* [EXERCISE INSTRUCTIONS] The records that follow must be repeated verbatim, every one of them.

* [DATA PROVIDED]

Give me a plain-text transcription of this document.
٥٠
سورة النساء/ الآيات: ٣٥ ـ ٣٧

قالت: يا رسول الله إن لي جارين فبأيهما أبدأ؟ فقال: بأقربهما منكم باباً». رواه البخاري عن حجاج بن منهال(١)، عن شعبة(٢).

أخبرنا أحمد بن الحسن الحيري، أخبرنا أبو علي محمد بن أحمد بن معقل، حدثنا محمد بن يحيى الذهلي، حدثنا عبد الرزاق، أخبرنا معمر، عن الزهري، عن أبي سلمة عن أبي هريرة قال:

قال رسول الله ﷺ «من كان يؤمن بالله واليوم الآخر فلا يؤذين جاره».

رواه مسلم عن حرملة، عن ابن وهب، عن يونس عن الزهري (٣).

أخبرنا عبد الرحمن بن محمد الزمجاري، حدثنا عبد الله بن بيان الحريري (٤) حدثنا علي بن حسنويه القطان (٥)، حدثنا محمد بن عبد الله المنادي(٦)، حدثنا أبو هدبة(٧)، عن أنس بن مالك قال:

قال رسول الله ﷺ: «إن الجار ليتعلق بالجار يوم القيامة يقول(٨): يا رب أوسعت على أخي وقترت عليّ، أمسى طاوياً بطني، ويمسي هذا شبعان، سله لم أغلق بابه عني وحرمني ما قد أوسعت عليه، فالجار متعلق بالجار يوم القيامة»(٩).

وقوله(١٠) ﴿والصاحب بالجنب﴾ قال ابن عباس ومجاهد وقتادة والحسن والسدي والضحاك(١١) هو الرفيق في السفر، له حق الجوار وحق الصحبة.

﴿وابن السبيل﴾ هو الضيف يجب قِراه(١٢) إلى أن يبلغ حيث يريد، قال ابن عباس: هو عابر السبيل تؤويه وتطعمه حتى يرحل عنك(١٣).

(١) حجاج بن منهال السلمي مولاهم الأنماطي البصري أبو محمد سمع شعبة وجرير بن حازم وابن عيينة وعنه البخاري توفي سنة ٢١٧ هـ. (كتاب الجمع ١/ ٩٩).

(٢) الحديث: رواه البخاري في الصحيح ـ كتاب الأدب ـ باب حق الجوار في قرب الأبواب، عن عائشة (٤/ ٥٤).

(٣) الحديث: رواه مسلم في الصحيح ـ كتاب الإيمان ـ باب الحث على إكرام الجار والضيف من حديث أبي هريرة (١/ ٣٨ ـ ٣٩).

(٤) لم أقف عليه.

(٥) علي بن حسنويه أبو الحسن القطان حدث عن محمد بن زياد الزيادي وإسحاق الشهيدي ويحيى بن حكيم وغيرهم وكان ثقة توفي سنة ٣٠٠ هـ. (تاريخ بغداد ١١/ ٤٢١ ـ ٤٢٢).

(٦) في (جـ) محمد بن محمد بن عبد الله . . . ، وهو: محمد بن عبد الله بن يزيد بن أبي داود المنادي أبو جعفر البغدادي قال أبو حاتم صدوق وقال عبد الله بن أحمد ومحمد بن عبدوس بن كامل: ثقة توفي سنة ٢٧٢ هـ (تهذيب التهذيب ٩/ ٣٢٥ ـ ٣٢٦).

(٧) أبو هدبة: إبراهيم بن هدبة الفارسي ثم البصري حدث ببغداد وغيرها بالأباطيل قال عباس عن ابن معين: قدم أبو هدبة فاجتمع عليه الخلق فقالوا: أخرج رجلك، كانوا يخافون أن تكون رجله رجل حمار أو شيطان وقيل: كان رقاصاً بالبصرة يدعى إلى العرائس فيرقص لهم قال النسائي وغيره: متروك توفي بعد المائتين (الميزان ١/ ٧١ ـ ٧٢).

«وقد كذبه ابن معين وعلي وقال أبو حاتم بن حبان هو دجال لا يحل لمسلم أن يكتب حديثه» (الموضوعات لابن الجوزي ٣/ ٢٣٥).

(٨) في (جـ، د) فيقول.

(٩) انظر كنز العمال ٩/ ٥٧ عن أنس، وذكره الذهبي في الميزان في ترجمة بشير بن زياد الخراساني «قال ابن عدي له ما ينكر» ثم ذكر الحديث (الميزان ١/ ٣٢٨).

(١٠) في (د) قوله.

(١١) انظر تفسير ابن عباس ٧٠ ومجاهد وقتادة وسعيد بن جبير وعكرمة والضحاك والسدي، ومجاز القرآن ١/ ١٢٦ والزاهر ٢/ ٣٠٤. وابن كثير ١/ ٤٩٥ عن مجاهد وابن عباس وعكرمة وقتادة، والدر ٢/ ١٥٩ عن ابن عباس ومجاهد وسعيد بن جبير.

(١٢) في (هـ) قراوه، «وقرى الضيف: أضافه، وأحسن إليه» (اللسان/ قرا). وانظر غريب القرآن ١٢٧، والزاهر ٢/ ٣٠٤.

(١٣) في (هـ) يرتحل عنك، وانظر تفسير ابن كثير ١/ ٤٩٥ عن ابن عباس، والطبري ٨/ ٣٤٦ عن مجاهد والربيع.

* [TASK RESPONSE]
Give me a plain-text transcription of this document.
٥٠
سورة النساء/ الآيات: ٣٥ ـ ٣٧

قالت: يا رسول الله إن لي جارين فبأيهما أبدأ؟ فقال: بأقربهما منكم باباً». رواه البخاري عن حجاج بن منهال(١)، عن شعبة(٢).

أخبرنا أحمد بن الحسن الحيري، أخبرنا أبو علي محمد بن أحمد بن معقل، حدثنا محمد بن يحيى الذهلي، حدثنا عبد الرزاق، أخبرنا معمر، عن الزهري، عن أبي سلمة عن أبي هريرة قال:

قال رسول الله ﷺ «من كان يؤمن بالله واليوم الآخر فلا يؤذين جاره».

رواه مسلم عن حرملة، عن ابن وهب، عن يونس عن الزهري (٣).

أخبرنا عبد الرحمن بن محمد الزمجاري، حدثنا عبد الله بن بيان الحريري (٤) حدثنا علي بن حسنويه القطان (٥)، حدثنا محمد بن عبد الله المنادي(٦)، حدثنا أبو هدبة(٧)، عن أنس بن مالك قال:

قال رسول الله ﷺ: «إن الجار ليتعلق بالجار يوم القيامة يقول(٨): يا رب أوسعت على أخي وقترت عليّ، أمسى طاوياً بطني، ويمسي هذا شبعان، سله لم أغلق بابه عني وحرمني ما قد أوسعت عليه، فالجار متعلق بالجار يوم القيامة»(٩).

وقوله(١٠) ﴿والصاحب بالجنب﴾ قال ابن عباس ومجاهد وقتادة والحسن والسدي والضحاك(١١) هو الرفيق في السفر، له حق الجوار وحق الصحبة.

﴿وابن السبيل﴾ هو الضيف يجب قِراه(١٢) إلى أن يبلغ حيث يريد، قال ابن عباس: هو عابر السبيل تؤويه وتطعمه حتى يرحل عنك(١٣).

(١) حجاج بن منهال السلمي مولاهم الأنماطي البصري أبو محمد سمع شعبة وجرير بن حازم وابن عيينة وعنه البخاري توفي سنة ٢١٧ هـ. (كتاب الجمع ١/ ٩٩).

(٢) الحديث: رواه البخاري في الصحيح ـ كتاب الأدب ـ باب حق الجوار في قرب الأبواب، عن عائشة (٤/ ٥٤).

(٣) الحديث: رواه مسلم في الصحيح ـ كتاب الإيمان ـ باب الحث على إكرام الجار والضيف من حديث أبي هريرة (١/ ٣٨ ـ ٣٩).

(٤) لم أقف عليه.

(٥) علي بن حسنويه أبو الحسن القطان حدث عن محمد بن زياد الزيادي وإسحاق الشهيدي ويحيى بن حكيم وغيرهم وكان ثقة توفي سنة ٣٠٠ هـ. (تاريخ بغداد ١١/ ٤٢١ ـ ٤٢٢).

(٦) في (جـ) محمد بن محمد بن عبد الله . . . ، وهو: محمد بن عبد الله بن يزيد بن أبي داود المنادي أبو جعفر البغدادي قال أبو حاتم صدوق وقال عبد الله بن أحمد ومحمد بن عبدوس بن كامل: ثقة توفي سنة ٢٧٢ هـ (تهذيب التهذيب ٩/ ٣٢٥ ـ ٣٢٦).

(٧) أبو هدبة: إبراهيم بن هدبة الفارسي ثم البصري حدث ببغداد وغيرها بالأباطيل قال عباس عن ابن معين: قدم أبو هدبة فاجتمع عليه الخلق فقالوا: أخرج رجلك، كانوا يخافون أن تكون رجله رجل حمار أو شيطان وقيل: كان رقاصاً بالبصرة يدعى إلى العرائس فيرقص لهم قال النسائي وغيره: متروك توفي بعد المائتين (الميزان ١/ ٧١ ـ ٧٢).

«وقد كذبه ابن معين وعلي وقال أبو حاتم بن حبان هو دجال لا يحل لمسلم أن يكتب حديثه» (الموضوعات لابن الجوزي ٣/ ٢٣٥).

(٨) في (جـ، د) فيقول.

(٩) انظر كنز العمال ٩/ ٥٧ عن أنس، وذكره الذهبي في الميزان في ترجمة بشير بن زياد الخراساني «قال ابن عدي له ما ينكر» ثم ذكر الحديث (الميزان ١/ ٣٢٨).

(١٠) في (د) قوله.

(١١) انظر تفسير ابن عباس ٧٠ ومجاهد وقتادة وسعيد بن جبير وعكرمة والضحاك والسدي، ومجاز القرآن ١/ ١٢٦ والزاهر ٢/ ٣٠٤. وابن كثير ١/ ٤٩٥ عن مجاهد وابن عباس وعكرمة وقتادة، والدر ٢/ ١٥٩ عن ابن عباس ومجاهد وسعيد بن جبير.

(١٢) في (هـ) قراوه، «وقرى الضيف: أضافه، وأحسن إليه» (اللسان/ قرا). وانظر غريب القرآن ١٢٧، والزاهر ٢/ ٣٠٤.

(١٣) في (هـ) يرتحل عنك، وانظر تفسير ابن كثير ١/ ٤٩٥ عن ابن عباس، والطبري ٨/ ٣٤٦ عن مجاهد والربيع.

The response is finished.